= Your instructions =
Write out the material exactly. Do not include the pictures.

= Information supplied =
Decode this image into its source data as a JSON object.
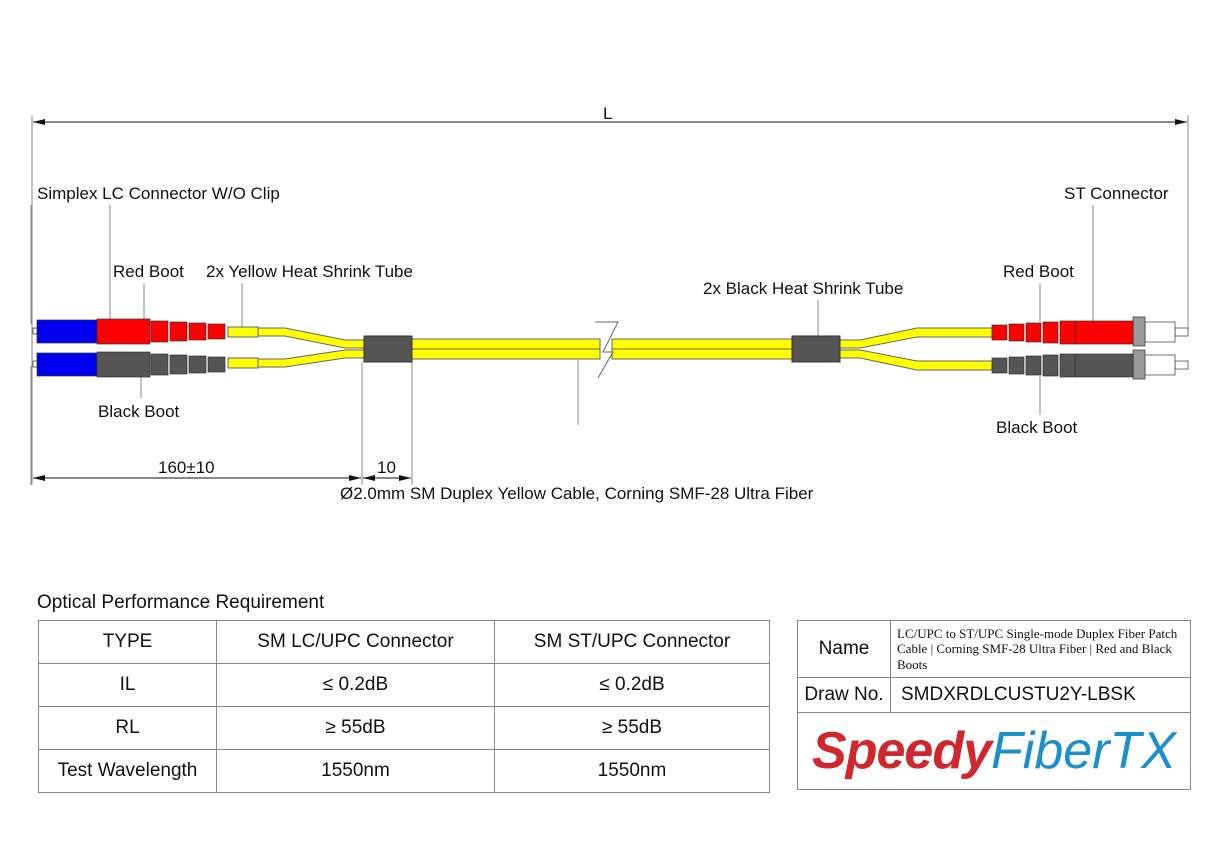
{
  "diagram": {
    "length_label": "L",
    "labels": {
      "lc_connector": "Simplex LC Connector W/O Clip",
      "left_red_boot": "Red Boot",
      "yellow_tube": "2x Yellow Heat Shrink Tube",
      "left_black_boot": "Black Boot",
      "black_tube": "2x Black Heat Shrink Tube",
      "st_connector": "ST Connector",
      "right_red_boot": "Red Boot",
      "right_black_boot": "Black Boot",
      "cable": "Ø2.0mm SM Duplex Yellow Cable, Corning SMF-28 Ultra Fiber"
    },
    "dims": {
      "breakout": "160±10",
      "tube": "10"
    },
    "colors": {
      "cable": "#ffff00",
      "red_boot": "#ff0000",
      "black_boot": "#555555",
      "lc_body": "#0000ee",
      "heat_shrink": "#555555"
    }
  },
  "performance": {
    "title": "Optical Performance Requirement",
    "headers": [
      "TYPE",
      "SM LC/UPC Connector",
      "SM ST/UPC Connector"
    ],
    "rows": [
      [
        "IL",
        "≤ 0.2dB",
        "≤ 0.2dB"
      ],
      [
        "RL",
        "≥ 55dB",
        "≥ 55dB"
      ],
      [
        "Test Wavelength",
        "1550nm",
        "1550nm"
      ]
    ]
  },
  "info": {
    "name_label": "Name",
    "name_value": "LC/UPC to ST/UPC Single-mode Duplex Fiber Patch Cable | Corning SMF-28 Ultra Fiber | Red and Black Boots",
    "draw_label": "Draw No.",
    "draw_value": "SMDXRDLCUSTU2Y-LBSK",
    "logo": {
      "part1": "Speedy",
      "part2": "FiberTX",
      "color1": "#d0262e",
      "color2": "#1a8fd0"
    }
  }
}
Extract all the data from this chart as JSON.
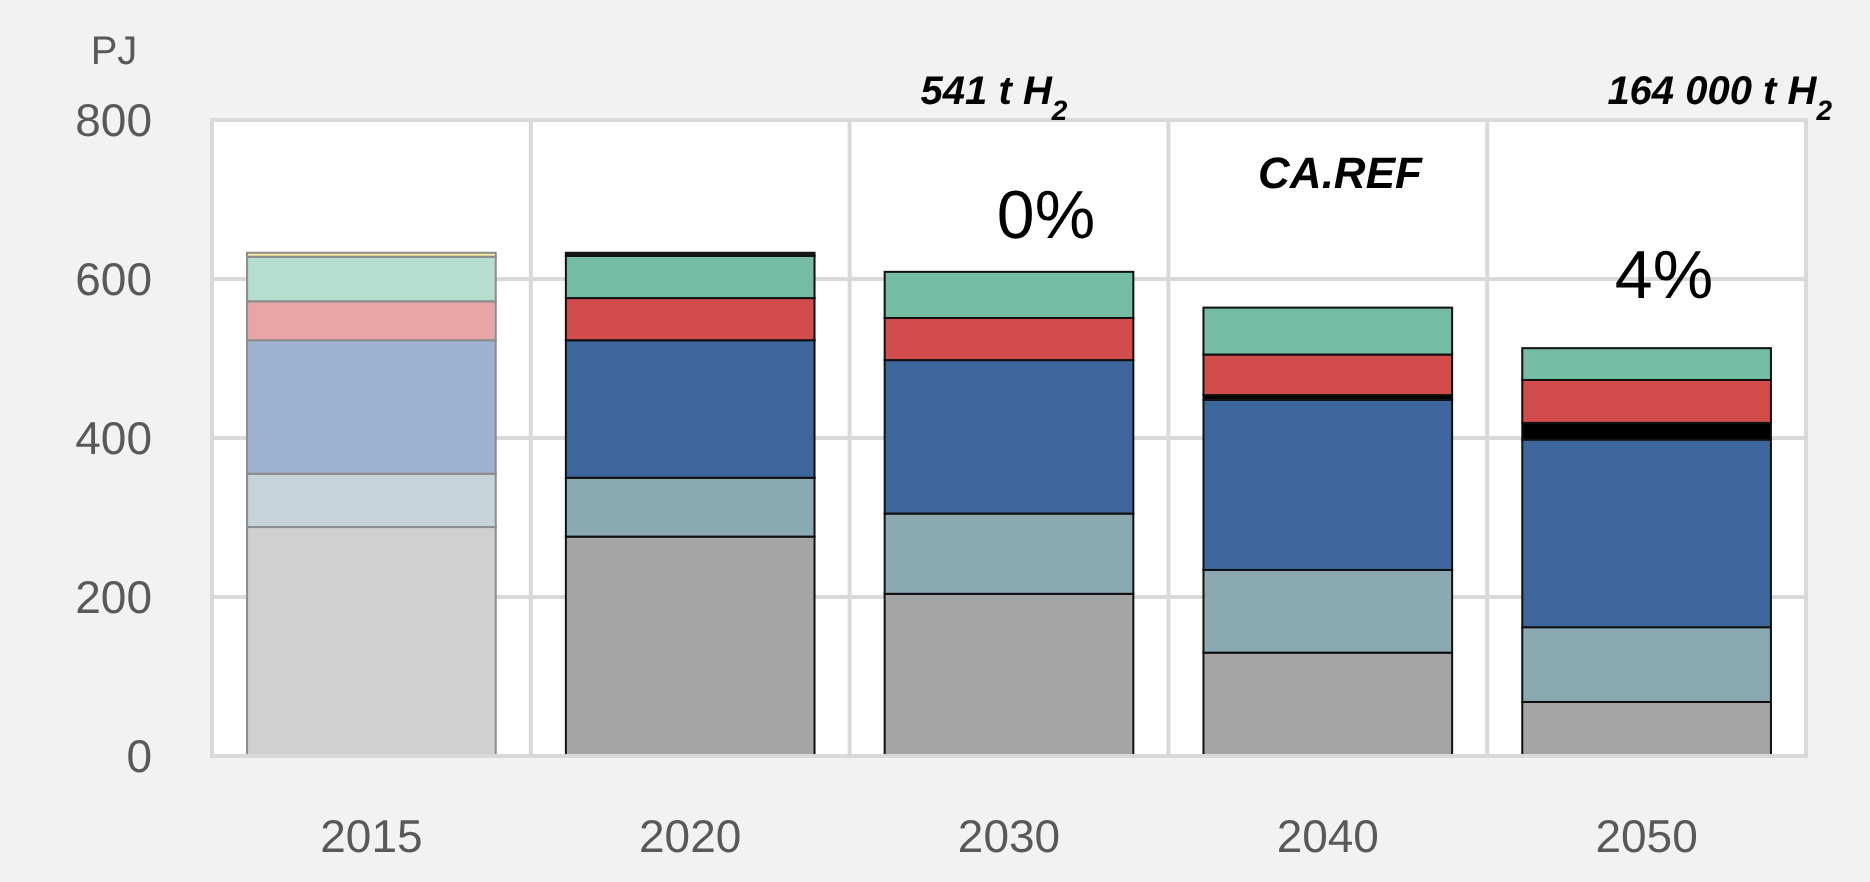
{
  "chart_data": {
    "type": "bar",
    "stacked": true,
    "ylabel": "PJ",
    "categories": [
      "2015",
      "2020",
      "2030",
      "2040",
      "2050"
    ],
    "ylim": [
      0,
      800
    ],
    "yticks": [
      0,
      200,
      400,
      600,
      800
    ],
    "grid": true,
    "series": [
      {
        "colors": [
          "#d0d0d0",
          "#a5a5a5",
          "#a5a5a5",
          "#a5a5a5",
          "#a5a5a5"
        ],
        "values": [
          288,
          276,
          204,
          130,
          68
        ]
      },
      {
        "colors": [
          "#c5d4d8",
          "#8aa9b1",
          "#8aa9b1",
          "#8aa9b1",
          "#8aa9b1"
        ],
        "values": [
          67,
          74,
          101,
          104,
          94
        ]
      },
      {
        "colors": [
          "#9db3d0",
          "#3d679c",
          "#3d679c",
          "#3d679c",
          "#3d679c"
        ],
        "values": [
          168,
          173,
          193,
          214,
          236
        ]
      },
      {
        "colors": [
          null,
          null,
          null,
          "#000000",
          "#000000"
        ],
        "values": [
          null,
          null,
          null,
          6,
          21
        ]
      },
      {
        "colors": [
          "#e8a5a5",
          "#d24c4c",
          "#d24c4c",
          "#d24c4c",
          "#d24c4c"
        ],
        "values": [
          49,
          53,
          53,
          51,
          54
        ]
      },
      {
        "colors": [
          "#b5ddd0",
          "#74bda4",
          "#74bda4",
          "#74bda4",
          "#74bda4"
        ],
        "values": [
          56,
          53,
          58,
          59,
          40
        ]
      },
      {
        "colors": [
          "#f5e8a0",
          "#1a1a1a",
          null,
          null,
          null
        ],
        "values": [
          5,
          4,
          null,
          null,
          null
        ]
      }
    ],
    "annotations": [
      "541 t H$_{2}$",
      "164 000 t H$_{2}$",
      "0%",
      "CA.REF",
      "4%"
    ]
  }
}
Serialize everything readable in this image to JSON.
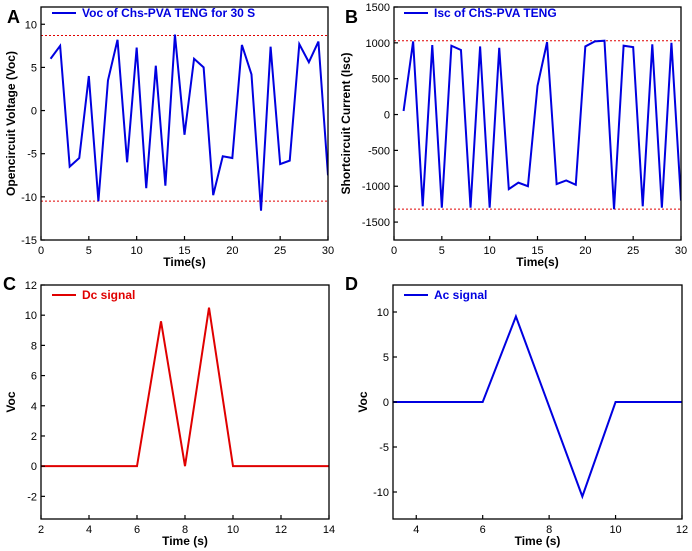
{
  "chart_data": [
    {
      "panel": "A",
      "type": "line",
      "xlabel": "Time(s)",
      "ylabel": "Opencircuit Voltage (Voc)",
      "xlim": [
        0,
        30
      ],
      "ylim": [
        -15,
        12
      ],
      "xticks": [
        0,
        5,
        10,
        15,
        20,
        25,
        30
      ],
      "yticks": [
        -15,
        -10,
        -5,
        0,
        5,
        10
      ],
      "series": [
        {
          "name": "Voc of Chs-PVA TENG for 30 S",
          "color": "#0000e0",
          "x": [
            1,
            2,
            3,
            4,
            5,
            6,
            7,
            8,
            9,
            10,
            11,
            12,
            13,
            14,
            15,
            16,
            17,
            18,
            19,
            20,
            21,
            22,
            23,
            24,
            25,
            26,
            27,
            28,
            29,
            30
          ],
          "y": [
            6,
            7.5,
            -6.5,
            -5.5,
            4,
            -10.5,
            3.5,
            8.2,
            -6,
            7.3,
            -9,
            5.2,
            -8.7,
            8.8,
            -2.8,
            6,
            5,
            -9.8,
            -5.3,
            -5.5,
            7.6,
            4.2,
            -11.6,
            7.4,
            -6.2,
            -5.8,
            7.7,
            5.6,
            8,
            -7.5
          ]
        }
      ],
      "reference_lines": [
        {
          "y": 8.7,
          "color": "#e00000"
        },
        {
          "y": -10.5,
          "color": "#e00000"
        }
      ]
    },
    {
      "panel": "B",
      "type": "line",
      "xlabel": "Time(s)",
      "ylabel": "Shortcircuit Current (Isc)",
      "xlim": [
        0,
        30
      ],
      "ylim": [
        -1750,
        1500
      ],
      "xticks": [
        0,
        5,
        10,
        15,
        20,
        25,
        30
      ],
      "yticks": [
        -1500,
        -1000,
        -500,
        0,
        500,
        1000,
        1500
      ],
      "series": [
        {
          "name": "Isc of ChS-PVA  TENG",
          "color": "#0000e0",
          "x": [
            1,
            2,
            3,
            4,
            5,
            6,
            7,
            8,
            9,
            10,
            11,
            12,
            13,
            14,
            15,
            16,
            17,
            18,
            19,
            20,
            21,
            22,
            23,
            24,
            25,
            26,
            27,
            28,
            29,
            30
          ],
          "y": [
            50,
            1020,
            -1280,
            970,
            -1300,
            960,
            900,
            -1300,
            950,
            -1300,
            930,
            -1040,
            -950,
            -1000,
            400,
            1010,
            -970,
            -920,
            -980,
            950,
            1020,
            1030,
            -1320,
            960,
            940,
            -1280,
            980,
            -1300,
            1000,
            -1200
          ]
        }
      ],
      "reference_lines": [
        {
          "y": 1030,
          "color": "#e00000"
        },
        {
          "y": -1320,
          "color": "#e00000"
        }
      ]
    },
    {
      "panel": "C",
      "type": "line",
      "xlabel": "Time (s)",
      "ylabel": "Voc",
      "xlim": [
        2,
        14
      ],
      "ylim": [
        -3.5,
        12
      ],
      "xticks": [
        2,
        4,
        6,
        8,
        10,
        12,
        14
      ],
      "yticks": [
        -2,
        0,
        2,
        4,
        6,
        8,
        10,
        12
      ],
      "series": [
        {
          "name": "Dc signal",
          "color": "#e00000",
          "x": [
            2,
            6,
            7,
            8,
            9,
            10,
            14
          ],
          "y": [
            0,
            0,
            9.6,
            0,
            10.5,
            0,
            0
          ]
        }
      ]
    },
    {
      "panel": "D",
      "type": "line",
      "xlabel": "Time (s)",
      "ylabel": "Voc",
      "xlim": [
        3.3,
        12
      ],
      "ylim": [
        -13,
        13
      ],
      "xticks": [
        4,
        6,
        8,
        10,
        12
      ],
      "yticks": [
        -10,
        -5,
        0,
        5,
        10
      ],
      "series": [
        {
          "name": "Ac signal",
          "color": "#0000e0",
          "x": [
            3.3,
            6,
            7,
            9,
            10,
            12
          ],
          "y": [
            0,
            0,
            9.5,
            -10.5,
            0,
            0
          ]
        }
      ]
    }
  ]
}
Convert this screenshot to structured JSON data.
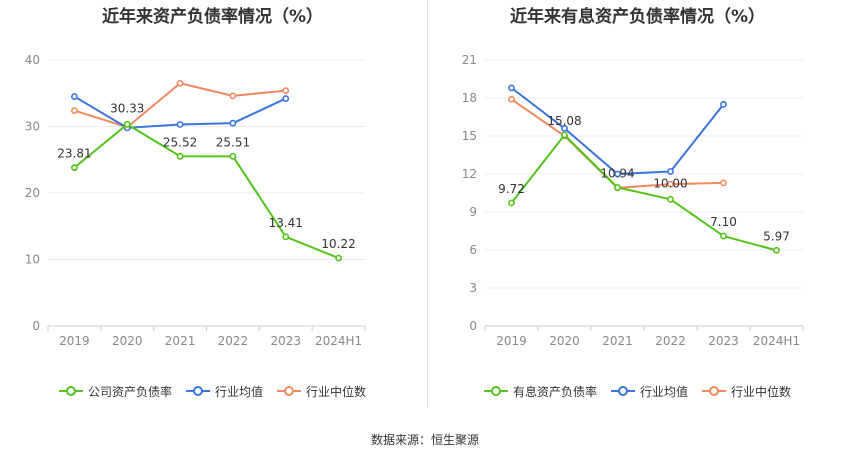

= Result =
Decode this image into its source data as a JSON object.
{
  "diagram": {
    "length_label": "L",
    "labels": {
      "lc_connector": "Simplex LC Connector W/O Clip",
      "left_red_boot": "Red Boot",
      "yellow_tube": "2x Yellow Heat Shrink Tube",
      "left_black_boot": "Black Boot",
      "black_tube": "2x Black Heat Shrink Tube",
      "st_connector": "ST Connector",
      "right_red_boot": "Red Boot",
      "right_black_boot": "Black Boot",
      "cable": "Ø2.0mm SM Duplex Yellow Cable, Corning SMF-28 Ultra Fiber"
    },
    "dims": {
      "breakout": "160±10",
      "tube": "10"
    },
    "colors": {
      "cable": "#ffff00",
      "red_boot": "#ff0000",
      "black_boot": "#555555",
      "lc_body": "#0000ee",
      "heat_shrink": "#555555"
    }
  },
  "performance": {
    "title": "Optical Performance Requirement",
    "headers": [
      "TYPE",
      "SM LC/UPC Connector",
      "SM ST/UPC Connector"
    ],
    "rows": [
      [
        "IL",
        "≤ 0.2dB",
        "≤ 0.2dB"
      ],
      [
        "RL",
        "≥ 55dB",
        "≥ 55dB"
      ],
      [
        "Test Wavelength",
        "1550nm",
        "1550nm"
      ]
    ]
  },
  "info": {
    "name_label": "Name",
    "name_value": "LC/UPC to ST/UPC Single-mode Duplex Fiber Patch Cable | Corning SMF-28 Ultra Fiber | Red and Black Boots",
    "draw_label": "Draw No.",
    "draw_value": "SMDXRDLCUSTU2Y-LBSK",
    "logo": {
      "part1": "Speedy",
      "part2": "FiberTX",
      "color1": "#d0262e",
      "color2": "#1a8fd0"
    }
  }
}
Extract all the data from this chart as JSON.
{
  "chart_data": {
    "type": "bar",
    "stacked": true,
    "ylabel": "PJ",
    "categories": [
      "2015",
      "2020",
      "2030",
      "2040",
      "2050"
    ],
    "ylim": [
      0,
      800
    ],
    "yticks": [
      0,
      200,
      400,
      600,
      800
    ],
    "grid": true,
    "series": [
      {
        "colors": [
          "#d0d0d0",
          "#a5a5a5",
          "#a5a5a5",
          "#a5a5a5",
          "#a5a5a5"
        ],
        "values": [
          288,
          276,
          204,
          130,
          68
        ]
      },
      {
        "colors": [
          "#c5d4d8",
          "#8aa9b1",
          "#8aa9b1",
          "#8aa9b1",
          "#8aa9b1"
        ],
        "values": [
          67,
          74,
          101,
          104,
          94
        ]
      },
      {
        "colors": [
          "#9db3d0",
          "#3d679c",
          "#3d679c",
          "#3d679c",
          "#3d679c"
        ],
        "values": [
          168,
          173,
          193,
          214,
          236
        ]
      },
      {
        "colors": [
          null,
          null,
          null,
          "#000000",
          "#000000"
        ],
        "values": [
          null,
          null,
          null,
          6,
          21
        ]
      },
      {
        "colors": [
          "#e8a5a5",
          "#d24c4c",
          "#d24c4c",
          "#d24c4c",
          "#d24c4c"
        ],
        "values": [
          49,
          53,
          53,
          51,
          54
        ]
      },
      {
        "colors": [
          "#b5ddd0",
          "#74bda4",
          "#74bda4",
          "#74bda4",
          "#74bda4"
        ],
        "values": [
          56,
          53,
          58,
          59,
          40
        ]
      },
      {
        "colors": [
          "#f5e8a0",
          "#1a1a1a",
          null,
          null,
          null
        ],
        "values": [
          5,
          4,
          null,
          null,
          null
        ]
      }
    ],
    "annotations": [
      "541 t H$_{2}$",
      "164 000 t H$_{2}$",
      "0%",
      "CA.REF",
      "4%"
    ]
  }
}
Serialize everything readable in this image to JSON.
{
  "chart_data": [
    {
      "panel": "A",
      "type": "line",
      "xlabel": "Time(s)",
      "ylabel": "Opencircuit Voltage (Voc)",
      "xlim": [
        0,
        30
      ],
      "ylim": [
        -15,
        12
      ],
      "xticks": [
        0,
        5,
        10,
        15,
        20,
        25,
        30
      ],
      "yticks": [
        -15,
        -10,
        -5,
        0,
        5,
        10
      ],
      "series": [
        {
          "name": "Voc of Chs-PVA TENG for 30 S",
          "color": "#0000e0",
          "x": [
            1,
            2,
            3,
            4,
            5,
            6,
            7,
            8,
            9,
            10,
            11,
            12,
            13,
            14,
            15,
            16,
            17,
            18,
            19,
            20,
            21,
            22,
            23,
            24,
            25,
            26,
            27,
            28,
            29,
            30
          ],
          "y": [
            6,
            7.5,
            -6.5,
            -5.5,
            4,
            -10.5,
            3.5,
            8.2,
            -6,
            7.3,
            -9,
            5.2,
            -8.7,
            8.8,
            -2.8,
            6,
            5,
            -9.8,
            -5.3,
            -5.5,
            7.6,
            4.2,
            -11.6,
            7.4,
            -6.2,
            -5.8,
            7.7,
            5.6,
            8,
            -7.5
          ]
        }
      ],
      "reference_lines": [
        {
          "y": 8.7,
          "color": "#e00000"
        },
        {
          "y": -10.5,
          "color": "#e00000"
        }
      ]
    },
    {
      "panel": "B",
      "type": "line",
      "xlabel": "Time(s)",
      "ylabel": "Shortcircuit Current (Isc)",
      "xlim": [
        0,
        30
      ],
      "ylim": [
        -1750,
        1500
      ],
      "xticks": [
        0,
        5,
        10,
        15,
        20,
        25,
        30
      ],
      "yticks": [
        -1500,
        -1000,
        -500,
        0,
        500,
        1000,
        1500
      ],
      "series": [
        {
          "name": "Isc of ChS-PVA  TENG",
          "color": "#0000e0",
          "x": [
            1,
            2,
            3,
            4,
            5,
            6,
            7,
            8,
            9,
            10,
            11,
            12,
            13,
            14,
            15,
            16,
            17,
            18,
            19,
            20,
            21,
            22,
            23,
            24,
            25,
            26,
            27,
            28,
            29,
            30
          ],
          "y": [
            50,
            1020,
            -1280,
            970,
            -1300,
            960,
            900,
            -1300,
            950,
            -1300,
            930,
            -1040,
            -950,
            -1000,
            400,
            1010,
            -970,
            -920,
            -980,
            950,
            1020,
            1030,
            -1320,
            960,
            940,
            -1280,
            980,
            -1300,
            1000,
            -1200
          ]
        }
      ],
      "reference_lines": [
        {
          "y": 1030,
          "color": "#e00000"
        },
        {
          "y": -1320,
          "color": "#e00000"
        }
      ]
    },
    {
      "panel": "C",
      "type": "line",
      "xlabel": "Time (s)",
      "ylabel": "Voc",
      "xlim": [
        2,
        14
      ],
      "ylim": [
        -3.5,
        12
      ],
      "xticks": [
        2,
        4,
        6,
        8,
        10,
        12,
        14
      ],
      "yticks": [
        -2,
        0,
        2,
        4,
        6,
        8,
        10,
        12
      ],
      "series": [
        {
          "name": "Dc signal",
          "color": "#e00000",
          "x": [
            2,
            6,
            7,
            8,
            9,
            10,
            14
          ],
          "y": [
            0,
            0,
            9.6,
            0,
            10.5,
            0,
            0
          ]
        }
      ]
    },
    {
      "panel": "D",
      "type": "line",
      "xlabel": "Time (s)",
      "ylabel": "Voc",
      "xlim": [
        3.3,
        12
      ],
      "ylim": [
        -13,
        13
      ],
      "xticks": [
        4,
        6,
        8,
        10,
        12
      ],
      "yticks": [
        -10,
        -5,
        0,
        5,
        10
      ],
      "series": [
        {
          "name": "Ac signal",
          "color": "#0000e0",
          "x": [
            3.3,
            6,
            7,
            9,
            10,
            12
          ],
          "y": [
            0,
            0,
            9.5,
            -10.5,
            0,
            0
          ]
        }
      ]
    }
  ]
}
Convert this screenshot to structured JSON data.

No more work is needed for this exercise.